[Bounding box annotations]
────────────────────

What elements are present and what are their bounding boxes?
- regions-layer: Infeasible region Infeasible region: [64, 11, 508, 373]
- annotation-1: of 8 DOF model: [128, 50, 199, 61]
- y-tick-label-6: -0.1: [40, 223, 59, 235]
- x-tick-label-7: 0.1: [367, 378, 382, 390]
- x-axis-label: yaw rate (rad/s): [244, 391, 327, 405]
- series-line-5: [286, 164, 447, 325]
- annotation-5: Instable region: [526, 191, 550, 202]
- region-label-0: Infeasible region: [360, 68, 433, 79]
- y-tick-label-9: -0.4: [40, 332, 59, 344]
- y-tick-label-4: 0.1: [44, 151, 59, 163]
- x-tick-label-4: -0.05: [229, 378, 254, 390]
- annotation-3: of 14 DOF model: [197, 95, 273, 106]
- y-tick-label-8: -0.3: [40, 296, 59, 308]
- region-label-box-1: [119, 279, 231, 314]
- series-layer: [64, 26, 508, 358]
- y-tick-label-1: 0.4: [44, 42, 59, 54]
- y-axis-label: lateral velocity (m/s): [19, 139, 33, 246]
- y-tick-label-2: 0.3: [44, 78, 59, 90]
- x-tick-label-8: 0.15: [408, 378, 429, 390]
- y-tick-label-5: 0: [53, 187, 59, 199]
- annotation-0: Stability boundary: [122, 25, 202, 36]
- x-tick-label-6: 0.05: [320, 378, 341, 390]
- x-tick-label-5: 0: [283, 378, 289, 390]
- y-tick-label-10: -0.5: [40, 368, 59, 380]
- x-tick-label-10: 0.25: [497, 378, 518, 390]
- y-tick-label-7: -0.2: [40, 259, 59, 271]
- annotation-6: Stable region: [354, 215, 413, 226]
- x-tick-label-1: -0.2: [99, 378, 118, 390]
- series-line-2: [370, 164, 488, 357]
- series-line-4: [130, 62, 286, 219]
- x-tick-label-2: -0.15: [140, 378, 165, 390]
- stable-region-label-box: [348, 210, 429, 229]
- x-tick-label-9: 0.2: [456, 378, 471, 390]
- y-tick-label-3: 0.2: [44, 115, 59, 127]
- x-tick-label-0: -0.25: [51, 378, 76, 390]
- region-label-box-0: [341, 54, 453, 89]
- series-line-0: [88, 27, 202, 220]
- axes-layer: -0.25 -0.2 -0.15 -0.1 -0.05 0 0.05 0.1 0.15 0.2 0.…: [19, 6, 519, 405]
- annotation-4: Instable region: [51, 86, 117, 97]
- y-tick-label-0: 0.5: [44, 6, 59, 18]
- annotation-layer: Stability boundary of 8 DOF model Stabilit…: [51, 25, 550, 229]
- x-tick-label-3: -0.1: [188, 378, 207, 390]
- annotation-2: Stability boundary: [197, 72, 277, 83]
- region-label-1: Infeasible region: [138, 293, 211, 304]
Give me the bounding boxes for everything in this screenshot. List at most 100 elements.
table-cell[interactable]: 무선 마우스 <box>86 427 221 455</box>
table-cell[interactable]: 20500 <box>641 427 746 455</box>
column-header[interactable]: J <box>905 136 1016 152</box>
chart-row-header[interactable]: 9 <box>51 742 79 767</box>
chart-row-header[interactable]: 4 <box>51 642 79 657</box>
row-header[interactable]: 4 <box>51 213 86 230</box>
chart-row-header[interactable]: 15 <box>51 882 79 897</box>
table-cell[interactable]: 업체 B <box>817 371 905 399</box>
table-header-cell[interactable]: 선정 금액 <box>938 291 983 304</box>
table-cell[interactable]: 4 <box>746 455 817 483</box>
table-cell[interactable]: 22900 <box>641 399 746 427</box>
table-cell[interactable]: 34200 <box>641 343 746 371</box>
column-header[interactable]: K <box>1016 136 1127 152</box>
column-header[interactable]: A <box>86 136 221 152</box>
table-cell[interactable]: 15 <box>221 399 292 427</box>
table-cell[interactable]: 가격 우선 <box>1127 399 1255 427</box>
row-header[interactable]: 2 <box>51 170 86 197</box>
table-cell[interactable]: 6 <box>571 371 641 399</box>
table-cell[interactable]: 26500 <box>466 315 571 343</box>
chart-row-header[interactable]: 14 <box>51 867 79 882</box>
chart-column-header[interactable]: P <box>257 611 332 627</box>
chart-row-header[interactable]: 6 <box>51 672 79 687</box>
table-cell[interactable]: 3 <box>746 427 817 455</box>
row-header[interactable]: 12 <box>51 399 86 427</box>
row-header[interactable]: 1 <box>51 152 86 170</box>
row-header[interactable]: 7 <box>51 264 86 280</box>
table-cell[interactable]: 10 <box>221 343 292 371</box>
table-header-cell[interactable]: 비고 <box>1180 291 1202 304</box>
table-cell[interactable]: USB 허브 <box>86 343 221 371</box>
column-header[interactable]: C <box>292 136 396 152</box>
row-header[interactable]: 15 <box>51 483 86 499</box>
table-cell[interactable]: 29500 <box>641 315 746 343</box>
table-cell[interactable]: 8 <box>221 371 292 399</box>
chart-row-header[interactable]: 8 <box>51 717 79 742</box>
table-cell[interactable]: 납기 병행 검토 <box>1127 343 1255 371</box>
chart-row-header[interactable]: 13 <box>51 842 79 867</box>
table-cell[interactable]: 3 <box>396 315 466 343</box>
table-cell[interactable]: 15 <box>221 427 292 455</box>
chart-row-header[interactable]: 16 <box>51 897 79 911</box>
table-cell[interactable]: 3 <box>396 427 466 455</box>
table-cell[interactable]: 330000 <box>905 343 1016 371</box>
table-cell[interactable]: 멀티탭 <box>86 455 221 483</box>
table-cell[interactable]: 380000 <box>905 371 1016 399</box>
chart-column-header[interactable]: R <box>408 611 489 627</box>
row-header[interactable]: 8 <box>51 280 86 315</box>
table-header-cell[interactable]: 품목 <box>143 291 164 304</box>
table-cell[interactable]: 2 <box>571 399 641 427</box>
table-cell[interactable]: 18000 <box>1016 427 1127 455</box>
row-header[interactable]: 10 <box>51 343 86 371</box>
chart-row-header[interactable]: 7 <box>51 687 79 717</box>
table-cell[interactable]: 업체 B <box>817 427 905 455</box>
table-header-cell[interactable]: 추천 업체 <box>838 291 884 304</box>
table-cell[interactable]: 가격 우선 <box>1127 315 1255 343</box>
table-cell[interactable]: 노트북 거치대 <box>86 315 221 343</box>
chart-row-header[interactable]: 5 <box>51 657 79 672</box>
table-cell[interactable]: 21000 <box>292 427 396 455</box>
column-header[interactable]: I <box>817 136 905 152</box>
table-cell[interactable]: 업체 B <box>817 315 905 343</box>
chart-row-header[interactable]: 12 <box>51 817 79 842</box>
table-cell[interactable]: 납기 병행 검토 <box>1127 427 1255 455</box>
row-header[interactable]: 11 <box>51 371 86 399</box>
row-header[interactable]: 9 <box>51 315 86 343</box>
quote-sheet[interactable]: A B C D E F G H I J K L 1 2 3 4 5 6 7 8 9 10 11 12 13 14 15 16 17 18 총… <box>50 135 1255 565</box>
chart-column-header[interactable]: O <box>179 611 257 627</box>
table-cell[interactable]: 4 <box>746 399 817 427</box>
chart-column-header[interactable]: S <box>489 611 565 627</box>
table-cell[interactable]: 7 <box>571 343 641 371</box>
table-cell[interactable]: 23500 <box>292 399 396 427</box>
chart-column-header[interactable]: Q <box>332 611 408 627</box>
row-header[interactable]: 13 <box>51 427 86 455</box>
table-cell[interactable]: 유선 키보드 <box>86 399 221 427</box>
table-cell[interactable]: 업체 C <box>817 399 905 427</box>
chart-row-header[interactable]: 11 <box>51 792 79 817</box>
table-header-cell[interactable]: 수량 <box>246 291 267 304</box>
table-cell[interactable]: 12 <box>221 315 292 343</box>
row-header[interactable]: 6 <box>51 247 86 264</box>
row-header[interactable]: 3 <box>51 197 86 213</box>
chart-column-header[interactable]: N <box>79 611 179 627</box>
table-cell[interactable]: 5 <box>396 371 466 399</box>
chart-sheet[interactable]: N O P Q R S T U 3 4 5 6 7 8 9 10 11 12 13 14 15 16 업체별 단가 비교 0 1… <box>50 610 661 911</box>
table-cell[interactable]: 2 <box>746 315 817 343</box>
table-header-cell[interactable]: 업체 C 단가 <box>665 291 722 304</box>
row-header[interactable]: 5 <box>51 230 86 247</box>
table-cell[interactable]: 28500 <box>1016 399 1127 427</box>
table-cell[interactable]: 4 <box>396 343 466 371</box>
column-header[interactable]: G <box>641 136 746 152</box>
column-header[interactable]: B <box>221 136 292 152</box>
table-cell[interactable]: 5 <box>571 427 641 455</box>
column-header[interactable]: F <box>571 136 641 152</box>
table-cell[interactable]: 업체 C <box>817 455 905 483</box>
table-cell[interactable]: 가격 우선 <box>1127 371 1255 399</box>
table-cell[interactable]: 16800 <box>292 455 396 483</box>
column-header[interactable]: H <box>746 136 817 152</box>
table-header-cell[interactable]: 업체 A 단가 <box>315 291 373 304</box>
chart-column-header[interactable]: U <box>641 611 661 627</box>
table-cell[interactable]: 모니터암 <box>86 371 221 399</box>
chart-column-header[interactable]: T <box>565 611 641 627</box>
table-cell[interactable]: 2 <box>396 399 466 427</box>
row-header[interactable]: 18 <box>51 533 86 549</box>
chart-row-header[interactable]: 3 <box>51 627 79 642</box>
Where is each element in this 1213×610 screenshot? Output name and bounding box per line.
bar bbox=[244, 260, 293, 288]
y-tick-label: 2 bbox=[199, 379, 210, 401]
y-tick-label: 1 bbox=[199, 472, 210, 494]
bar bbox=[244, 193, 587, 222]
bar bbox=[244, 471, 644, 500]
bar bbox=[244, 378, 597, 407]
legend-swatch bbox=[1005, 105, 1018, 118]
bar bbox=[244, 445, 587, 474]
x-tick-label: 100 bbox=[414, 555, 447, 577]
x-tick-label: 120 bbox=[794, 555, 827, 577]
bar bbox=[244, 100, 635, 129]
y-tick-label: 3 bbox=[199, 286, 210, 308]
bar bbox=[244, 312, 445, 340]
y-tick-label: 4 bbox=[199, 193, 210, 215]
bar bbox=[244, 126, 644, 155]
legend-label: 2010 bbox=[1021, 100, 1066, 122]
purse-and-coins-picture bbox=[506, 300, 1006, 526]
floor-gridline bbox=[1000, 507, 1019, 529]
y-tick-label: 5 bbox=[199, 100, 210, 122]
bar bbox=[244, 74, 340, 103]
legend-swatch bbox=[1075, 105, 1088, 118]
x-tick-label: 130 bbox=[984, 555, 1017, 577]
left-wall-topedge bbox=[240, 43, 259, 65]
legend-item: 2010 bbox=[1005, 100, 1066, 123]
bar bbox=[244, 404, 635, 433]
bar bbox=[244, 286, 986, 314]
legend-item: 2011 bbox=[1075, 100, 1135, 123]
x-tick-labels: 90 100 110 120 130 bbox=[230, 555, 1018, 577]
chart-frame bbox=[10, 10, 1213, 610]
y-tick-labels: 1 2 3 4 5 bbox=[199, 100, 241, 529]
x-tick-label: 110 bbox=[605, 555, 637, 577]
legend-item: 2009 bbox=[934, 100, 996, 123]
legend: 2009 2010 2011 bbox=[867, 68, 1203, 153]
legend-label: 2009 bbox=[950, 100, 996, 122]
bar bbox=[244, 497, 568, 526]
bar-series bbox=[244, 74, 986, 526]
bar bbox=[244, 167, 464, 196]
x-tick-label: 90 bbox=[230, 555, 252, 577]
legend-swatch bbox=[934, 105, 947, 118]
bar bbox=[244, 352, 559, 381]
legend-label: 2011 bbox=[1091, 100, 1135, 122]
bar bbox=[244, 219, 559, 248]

────────────────────

TASK DIRECTIONS:
Write out the items above without changes, beginning with the very first line and stopping after the line that contains "- series-line-5: [286, 164, 447, 325]", including that line.

TASK RESULT:
What elements are present and what are their bounding boxes?
- regions-layer: Infeasible region Infeasible region: [64, 11, 508, 373]
- annotation-1: of 8 DOF model: [128, 50, 199, 61]
- y-tick-label-6: -0.1: [40, 223, 59, 235]
- x-tick-label-7: 0.1: [367, 378, 382, 390]
- x-axis-label: yaw rate (rad/s): [244, 391, 327, 405]
- series-line-5: [286, 164, 447, 325]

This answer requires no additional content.